2015 Atlantic 10 men's soccer tournament

Tournament details
- Country: United States
- Teams: 8

Final positions
- Champions: Dayton
- Runner-up: VCU

Tournament statistics
- Matches played: 6
- Goals scored: 23 (3.83 per match)
- Top goal scorer(s): Amass Amankona (4)

Awards
- Best player: Amass Amankona (Dayton)

= 2015 Atlantic 10 men's soccer tournament =

The 2015 Atlantic 10 Men's Soccer Tournament, known as the 2015 Atlantic 10 Men's Soccer Tournament Presented by Amtrak for sponsorship reasons, was the nineteenth edition of the tournament. It determined the Atlantic 10 Conference's automatic berth into the 2015 NCAA Division I Men's Soccer Championship. Fordham entered the tournament as the defending champions.

The Dayton Flyers won the Atlantic 10 title, besting the VCU Rams, 4-1 in the championship match. It was Dayton's first A-10 title since 2008. VCU previously made the A-10 final in 2012, where they lost to Saint Louis, also by a three-goal scoreline.

The tournament was hosted by George Mason University and all matches were contested at George Mason Stadium.

== Qualification ==

The top eight teams in the Atlantic 10 Conference based on their conference regular season records qualified for the tournament.

== Schedule ==

=== Quarter-finals ===

November 12
George Washington 0-4 VCU
  VCU: Rafael Santos 34', Herranz 36', 86', Fatton 85'
November 12
Fordham 1-0 UMass
  Fordham: Loebe 83'
November 12
Dayton 3-1 Duquesne
  Dayton: Amankona 40', 77', Haupt 73'
  Duquesne: Phillips 52'
November 12
Saint Louis 2-4 Rhode Island
  Saint Louis: Cicciarelli 80', Hein 89' (pen.)

_Stated task 1_
According to the tournament article, at which venue were all matches contested?

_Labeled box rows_

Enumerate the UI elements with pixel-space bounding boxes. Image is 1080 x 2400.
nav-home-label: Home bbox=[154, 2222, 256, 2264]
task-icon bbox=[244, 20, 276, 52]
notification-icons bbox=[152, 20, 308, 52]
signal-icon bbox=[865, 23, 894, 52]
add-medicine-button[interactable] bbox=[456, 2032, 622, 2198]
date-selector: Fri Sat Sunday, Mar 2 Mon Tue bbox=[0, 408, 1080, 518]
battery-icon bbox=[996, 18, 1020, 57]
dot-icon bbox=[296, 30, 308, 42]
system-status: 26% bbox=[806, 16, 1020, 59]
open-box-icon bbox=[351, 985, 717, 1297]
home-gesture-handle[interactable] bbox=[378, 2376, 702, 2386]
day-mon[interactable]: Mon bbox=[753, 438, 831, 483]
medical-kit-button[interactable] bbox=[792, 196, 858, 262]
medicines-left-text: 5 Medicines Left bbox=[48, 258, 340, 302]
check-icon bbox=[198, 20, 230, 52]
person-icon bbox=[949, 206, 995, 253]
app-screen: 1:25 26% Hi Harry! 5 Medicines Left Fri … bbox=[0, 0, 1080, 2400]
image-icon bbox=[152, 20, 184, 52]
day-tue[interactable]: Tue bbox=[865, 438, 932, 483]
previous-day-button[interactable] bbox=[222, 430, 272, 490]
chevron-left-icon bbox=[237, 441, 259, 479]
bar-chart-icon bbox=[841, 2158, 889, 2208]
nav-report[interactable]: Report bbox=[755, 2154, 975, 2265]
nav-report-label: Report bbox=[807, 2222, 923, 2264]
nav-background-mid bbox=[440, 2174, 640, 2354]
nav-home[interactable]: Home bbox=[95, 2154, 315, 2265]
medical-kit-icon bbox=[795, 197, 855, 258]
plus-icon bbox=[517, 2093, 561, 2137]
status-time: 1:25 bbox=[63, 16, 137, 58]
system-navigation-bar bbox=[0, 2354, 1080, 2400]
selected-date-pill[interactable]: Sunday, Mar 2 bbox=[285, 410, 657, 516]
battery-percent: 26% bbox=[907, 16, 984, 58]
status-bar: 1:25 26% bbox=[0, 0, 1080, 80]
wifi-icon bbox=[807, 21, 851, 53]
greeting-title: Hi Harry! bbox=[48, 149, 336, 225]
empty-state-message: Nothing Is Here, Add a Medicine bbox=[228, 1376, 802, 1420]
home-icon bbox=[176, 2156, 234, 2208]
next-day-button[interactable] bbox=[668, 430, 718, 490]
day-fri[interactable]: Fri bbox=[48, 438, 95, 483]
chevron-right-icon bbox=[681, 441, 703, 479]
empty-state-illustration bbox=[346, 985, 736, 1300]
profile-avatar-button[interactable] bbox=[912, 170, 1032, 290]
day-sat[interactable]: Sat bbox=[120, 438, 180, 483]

_Stated task 2_
Please transcribe the rows verbatim, covering only the stretch from the start of the rows through the line containing "medicines-left-text: 5 Medicines".

_Exercise result 1_
George Mason Stadium

_Exercise result 2_
Enumerate the UI elements with pixel-space bounding boxes. Image is 1080 x 2400.
nav-home-label: Home bbox=[154, 2222, 256, 2264]
task-icon bbox=[244, 20, 276, 52]
notification-icons bbox=[152, 20, 308, 52]
signal-icon bbox=[865, 23, 894, 52]
add-medicine-button[interactable] bbox=[456, 2032, 622, 2198]
date-selector: Fri Sat Sunday, Mar 2 Mon Tue bbox=[0, 408, 1080, 518]
battery-icon bbox=[996, 18, 1020, 57]
dot-icon bbox=[296, 30, 308, 42]
system-status: 26% bbox=[806, 16, 1020, 59]
open-box-icon bbox=[351, 985, 717, 1297]
home-gesture-handle[interactable] bbox=[378, 2376, 702, 2386]
day-mon[interactable]: Mon bbox=[753, 438, 831, 483]
medical-kit-button[interactable] bbox=[792, 196, 858, 262]
medicines-left-text: 5 Medicines Left bbox=[48, 258, 340, 302]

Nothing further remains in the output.